### WHAT IS NEEDED
Locate the string "into" in the listing below. Copy every line where it is found.

### RECORDS FOR THIS EXERCISE
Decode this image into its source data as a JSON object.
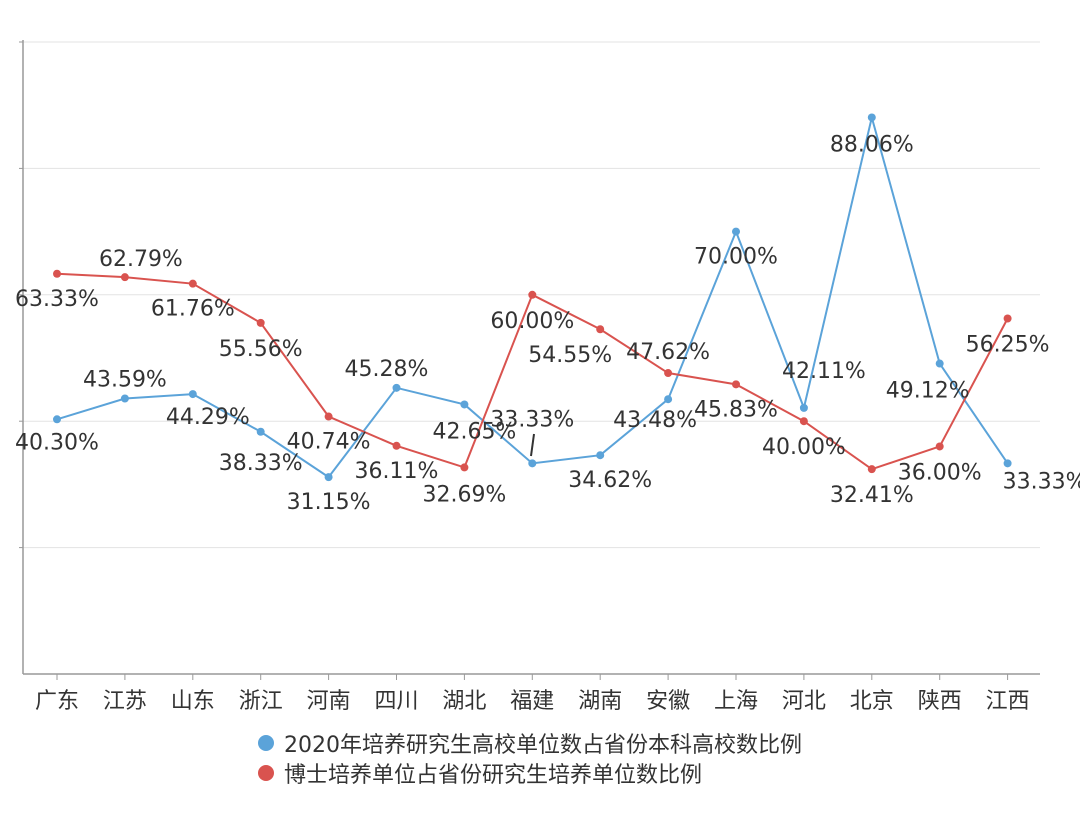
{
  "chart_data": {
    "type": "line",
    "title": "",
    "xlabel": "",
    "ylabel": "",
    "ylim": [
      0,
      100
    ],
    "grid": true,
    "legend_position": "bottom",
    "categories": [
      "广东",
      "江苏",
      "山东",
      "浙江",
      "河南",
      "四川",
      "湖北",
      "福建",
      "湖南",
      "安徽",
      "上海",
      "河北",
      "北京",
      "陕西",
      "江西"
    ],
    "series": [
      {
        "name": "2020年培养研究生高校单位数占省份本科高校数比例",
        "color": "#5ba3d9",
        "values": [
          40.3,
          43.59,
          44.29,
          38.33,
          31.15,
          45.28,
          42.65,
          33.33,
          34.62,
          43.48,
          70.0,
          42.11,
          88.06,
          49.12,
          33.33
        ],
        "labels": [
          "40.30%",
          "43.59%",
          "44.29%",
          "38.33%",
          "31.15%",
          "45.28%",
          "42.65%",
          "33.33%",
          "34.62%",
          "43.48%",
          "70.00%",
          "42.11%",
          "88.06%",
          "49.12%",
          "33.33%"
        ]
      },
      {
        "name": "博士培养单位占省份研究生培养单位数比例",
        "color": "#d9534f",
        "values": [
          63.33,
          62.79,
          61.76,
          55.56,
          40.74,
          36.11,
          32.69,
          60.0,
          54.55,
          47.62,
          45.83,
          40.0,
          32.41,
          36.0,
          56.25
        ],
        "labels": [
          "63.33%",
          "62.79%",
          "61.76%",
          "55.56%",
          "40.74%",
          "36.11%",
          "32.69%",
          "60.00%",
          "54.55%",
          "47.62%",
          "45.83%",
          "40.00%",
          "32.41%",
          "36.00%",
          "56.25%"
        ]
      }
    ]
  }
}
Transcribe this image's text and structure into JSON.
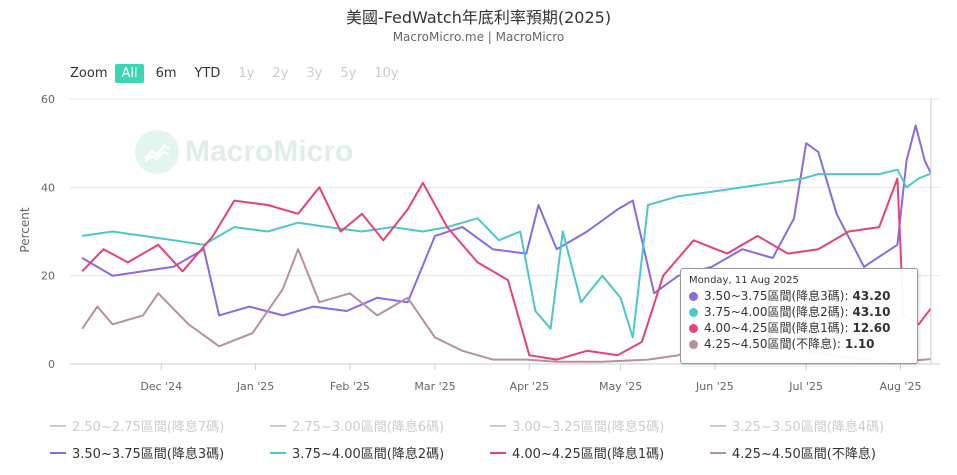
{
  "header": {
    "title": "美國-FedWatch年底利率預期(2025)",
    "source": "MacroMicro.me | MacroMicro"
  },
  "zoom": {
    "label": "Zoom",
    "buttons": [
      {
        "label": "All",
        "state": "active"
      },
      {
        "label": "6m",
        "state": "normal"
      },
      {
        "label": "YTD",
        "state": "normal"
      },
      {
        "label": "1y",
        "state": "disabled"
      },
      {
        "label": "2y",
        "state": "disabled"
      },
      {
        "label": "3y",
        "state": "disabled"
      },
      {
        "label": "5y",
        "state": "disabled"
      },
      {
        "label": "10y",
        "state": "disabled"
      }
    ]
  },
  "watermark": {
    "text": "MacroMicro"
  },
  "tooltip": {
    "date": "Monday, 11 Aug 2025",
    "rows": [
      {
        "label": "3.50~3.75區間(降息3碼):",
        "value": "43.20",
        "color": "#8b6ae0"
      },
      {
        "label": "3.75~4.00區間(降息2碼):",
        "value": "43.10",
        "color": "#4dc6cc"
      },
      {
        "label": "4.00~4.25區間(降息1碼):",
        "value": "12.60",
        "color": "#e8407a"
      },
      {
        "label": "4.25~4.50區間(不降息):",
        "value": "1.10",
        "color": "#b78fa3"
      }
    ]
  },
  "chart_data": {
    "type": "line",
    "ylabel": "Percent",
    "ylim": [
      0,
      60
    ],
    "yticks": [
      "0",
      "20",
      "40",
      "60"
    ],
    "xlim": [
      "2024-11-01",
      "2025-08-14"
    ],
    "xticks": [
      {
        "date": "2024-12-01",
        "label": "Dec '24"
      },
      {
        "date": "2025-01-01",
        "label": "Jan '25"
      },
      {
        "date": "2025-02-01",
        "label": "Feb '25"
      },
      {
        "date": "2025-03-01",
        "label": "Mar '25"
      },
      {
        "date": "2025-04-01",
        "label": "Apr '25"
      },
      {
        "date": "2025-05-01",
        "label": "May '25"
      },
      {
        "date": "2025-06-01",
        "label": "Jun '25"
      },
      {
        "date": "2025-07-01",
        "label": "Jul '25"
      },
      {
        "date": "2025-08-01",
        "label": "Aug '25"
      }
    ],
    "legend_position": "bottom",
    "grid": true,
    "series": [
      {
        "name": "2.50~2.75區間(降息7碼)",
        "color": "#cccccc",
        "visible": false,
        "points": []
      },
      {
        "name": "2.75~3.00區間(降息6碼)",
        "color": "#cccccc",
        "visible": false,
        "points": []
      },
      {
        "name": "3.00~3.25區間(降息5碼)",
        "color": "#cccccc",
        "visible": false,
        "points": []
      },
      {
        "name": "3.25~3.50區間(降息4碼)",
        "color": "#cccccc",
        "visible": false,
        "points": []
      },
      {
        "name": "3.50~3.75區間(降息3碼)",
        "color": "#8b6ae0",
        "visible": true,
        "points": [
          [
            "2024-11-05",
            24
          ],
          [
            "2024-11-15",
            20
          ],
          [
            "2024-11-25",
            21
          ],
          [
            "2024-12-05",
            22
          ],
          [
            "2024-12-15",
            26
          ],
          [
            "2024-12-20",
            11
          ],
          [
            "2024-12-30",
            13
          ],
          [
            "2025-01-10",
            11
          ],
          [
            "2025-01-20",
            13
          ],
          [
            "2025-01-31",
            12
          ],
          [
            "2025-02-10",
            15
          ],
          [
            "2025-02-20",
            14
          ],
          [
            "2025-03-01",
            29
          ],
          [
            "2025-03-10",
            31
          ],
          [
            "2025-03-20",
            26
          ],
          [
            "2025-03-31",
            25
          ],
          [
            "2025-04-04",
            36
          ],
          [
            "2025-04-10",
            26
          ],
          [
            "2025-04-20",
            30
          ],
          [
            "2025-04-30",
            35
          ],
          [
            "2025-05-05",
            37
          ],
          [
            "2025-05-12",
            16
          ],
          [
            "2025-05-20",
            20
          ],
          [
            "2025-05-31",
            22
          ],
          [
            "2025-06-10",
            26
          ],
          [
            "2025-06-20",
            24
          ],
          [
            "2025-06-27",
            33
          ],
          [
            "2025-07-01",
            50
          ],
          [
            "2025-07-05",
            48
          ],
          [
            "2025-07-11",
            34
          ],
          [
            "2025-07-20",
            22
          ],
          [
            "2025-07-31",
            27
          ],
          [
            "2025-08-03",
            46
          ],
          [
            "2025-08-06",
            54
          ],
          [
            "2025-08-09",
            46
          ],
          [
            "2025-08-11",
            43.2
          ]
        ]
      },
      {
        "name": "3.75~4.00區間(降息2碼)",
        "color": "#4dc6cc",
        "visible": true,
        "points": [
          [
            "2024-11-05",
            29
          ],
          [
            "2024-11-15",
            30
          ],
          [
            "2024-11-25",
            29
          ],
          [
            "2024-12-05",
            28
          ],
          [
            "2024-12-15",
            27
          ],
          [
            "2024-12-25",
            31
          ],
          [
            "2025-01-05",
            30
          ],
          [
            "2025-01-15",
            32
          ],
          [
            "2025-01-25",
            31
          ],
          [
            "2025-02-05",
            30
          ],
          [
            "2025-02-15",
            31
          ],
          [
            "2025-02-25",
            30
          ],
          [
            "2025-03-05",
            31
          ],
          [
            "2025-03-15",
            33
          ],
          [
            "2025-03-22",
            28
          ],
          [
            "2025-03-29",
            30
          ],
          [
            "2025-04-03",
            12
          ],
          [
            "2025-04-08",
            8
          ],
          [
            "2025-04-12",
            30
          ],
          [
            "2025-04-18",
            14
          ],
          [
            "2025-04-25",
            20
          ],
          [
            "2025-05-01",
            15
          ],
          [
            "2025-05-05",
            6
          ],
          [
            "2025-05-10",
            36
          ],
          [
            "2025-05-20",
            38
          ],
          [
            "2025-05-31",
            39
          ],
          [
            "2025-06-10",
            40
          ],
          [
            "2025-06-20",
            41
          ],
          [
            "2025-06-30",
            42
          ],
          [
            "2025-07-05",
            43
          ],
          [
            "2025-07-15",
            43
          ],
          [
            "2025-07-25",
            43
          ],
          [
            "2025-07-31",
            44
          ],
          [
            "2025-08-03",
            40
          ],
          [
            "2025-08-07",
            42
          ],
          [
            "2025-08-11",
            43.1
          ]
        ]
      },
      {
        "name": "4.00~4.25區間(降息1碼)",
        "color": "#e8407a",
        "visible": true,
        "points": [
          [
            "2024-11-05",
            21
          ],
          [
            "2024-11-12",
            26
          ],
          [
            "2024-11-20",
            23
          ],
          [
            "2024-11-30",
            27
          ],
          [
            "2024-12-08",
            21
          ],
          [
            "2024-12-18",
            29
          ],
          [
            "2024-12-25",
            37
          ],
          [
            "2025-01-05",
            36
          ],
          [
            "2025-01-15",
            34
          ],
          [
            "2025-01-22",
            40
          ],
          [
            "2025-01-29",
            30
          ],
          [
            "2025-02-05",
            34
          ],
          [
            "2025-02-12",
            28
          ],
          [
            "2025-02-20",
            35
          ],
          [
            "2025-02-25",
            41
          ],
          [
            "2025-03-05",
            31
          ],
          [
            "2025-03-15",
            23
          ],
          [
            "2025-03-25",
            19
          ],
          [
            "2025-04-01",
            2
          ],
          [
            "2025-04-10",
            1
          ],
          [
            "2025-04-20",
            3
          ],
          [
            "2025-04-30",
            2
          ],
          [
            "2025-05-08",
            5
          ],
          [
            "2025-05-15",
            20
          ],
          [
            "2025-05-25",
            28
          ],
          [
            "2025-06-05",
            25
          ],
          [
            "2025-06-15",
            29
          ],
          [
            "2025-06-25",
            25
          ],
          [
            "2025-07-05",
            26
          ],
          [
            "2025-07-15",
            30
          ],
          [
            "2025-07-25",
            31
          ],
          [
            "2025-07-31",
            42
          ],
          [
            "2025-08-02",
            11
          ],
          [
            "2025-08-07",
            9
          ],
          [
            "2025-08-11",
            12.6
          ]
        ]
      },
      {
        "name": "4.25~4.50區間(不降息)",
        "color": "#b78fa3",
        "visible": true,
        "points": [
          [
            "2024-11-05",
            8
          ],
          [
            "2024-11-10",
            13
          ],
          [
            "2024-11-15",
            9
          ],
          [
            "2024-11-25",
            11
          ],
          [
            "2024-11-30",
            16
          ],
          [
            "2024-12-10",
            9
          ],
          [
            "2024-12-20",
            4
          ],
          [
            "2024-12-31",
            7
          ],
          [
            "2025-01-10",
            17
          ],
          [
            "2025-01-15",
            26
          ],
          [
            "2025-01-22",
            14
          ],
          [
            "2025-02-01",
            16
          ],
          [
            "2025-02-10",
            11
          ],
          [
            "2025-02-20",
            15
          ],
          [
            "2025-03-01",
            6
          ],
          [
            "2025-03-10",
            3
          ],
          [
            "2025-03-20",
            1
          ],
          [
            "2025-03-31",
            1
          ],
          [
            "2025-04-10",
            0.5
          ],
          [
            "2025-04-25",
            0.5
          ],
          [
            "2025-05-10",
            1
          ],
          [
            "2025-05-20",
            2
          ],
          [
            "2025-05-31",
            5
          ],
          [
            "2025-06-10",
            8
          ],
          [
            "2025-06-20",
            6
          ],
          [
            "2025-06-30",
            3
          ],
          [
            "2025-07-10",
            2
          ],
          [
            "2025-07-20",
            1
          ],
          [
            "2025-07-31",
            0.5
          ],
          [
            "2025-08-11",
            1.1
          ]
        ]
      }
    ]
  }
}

### RESPONSE
Decode this image into its source data as a JSON object.
Transcribe this image's text and structure into JSON.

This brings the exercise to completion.